TO BE DONE
Return all of the data exactly as written, without the pictures.

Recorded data

===

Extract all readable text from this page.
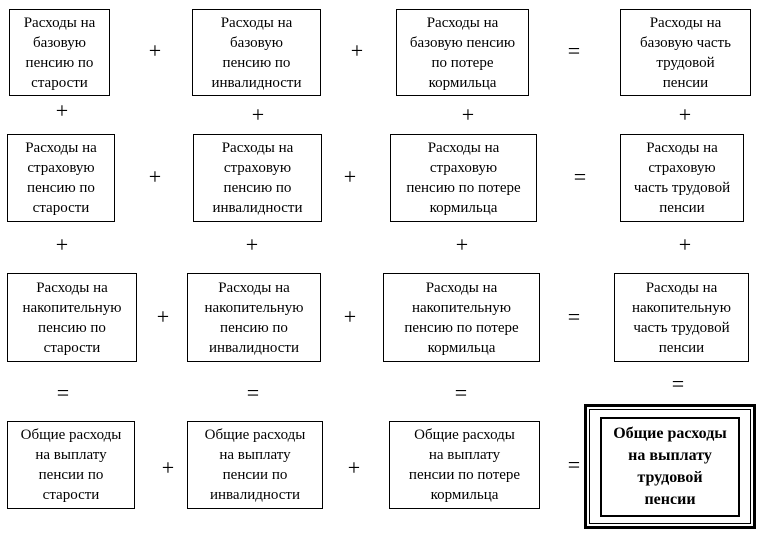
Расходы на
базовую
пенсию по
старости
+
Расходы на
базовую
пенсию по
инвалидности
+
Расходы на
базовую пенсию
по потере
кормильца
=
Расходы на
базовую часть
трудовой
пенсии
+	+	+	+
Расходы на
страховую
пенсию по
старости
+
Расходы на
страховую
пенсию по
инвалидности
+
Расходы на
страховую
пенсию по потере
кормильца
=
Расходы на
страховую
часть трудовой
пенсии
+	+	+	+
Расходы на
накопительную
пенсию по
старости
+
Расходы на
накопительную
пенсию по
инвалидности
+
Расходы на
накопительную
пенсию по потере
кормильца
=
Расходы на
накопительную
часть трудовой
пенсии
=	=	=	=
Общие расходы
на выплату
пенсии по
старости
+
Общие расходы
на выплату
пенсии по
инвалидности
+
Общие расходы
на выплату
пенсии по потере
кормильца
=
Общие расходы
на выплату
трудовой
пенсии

===

RESULT FOR THIS TASK
Extract all readable text from this page.
Расходы на
базовую
пенсию по
старости
+
Расходы на
базовую
пенсию по
инвалидности
+
Расходы на
базовую пенсию
по потере
кормильца
=
Расходы на
базовую часть
трудовой
пенсии
+	+	+	+
Расходы на
страховую
пенсию по
старости
+
Расходы на
страховую
пенсию по
инвалидности
+
Расходы на
страховую
пенсию по потере
кормильца
=
Расходы на
страховую
часть трудовой
пенсии
+	+	+	+
Расходы на
накопительную
пенсию по
старости
+
Расходы на
накопительную
пенсию по
инвалидности
+
Расходы на
накопительную
пенсию по потере
кормильца
=
Расходы на
накопительную
часть трудовой
пенсии
=	=	=	=
Общие расходы
на выплату
пенсии по
старости
+
Общие расходы
на выплату
пенсии по
инвалидности
+
Общие расходы
на выплату
пенсии по потере
кормильца
=
Общие расходы
на выплату
трудовой
пенсии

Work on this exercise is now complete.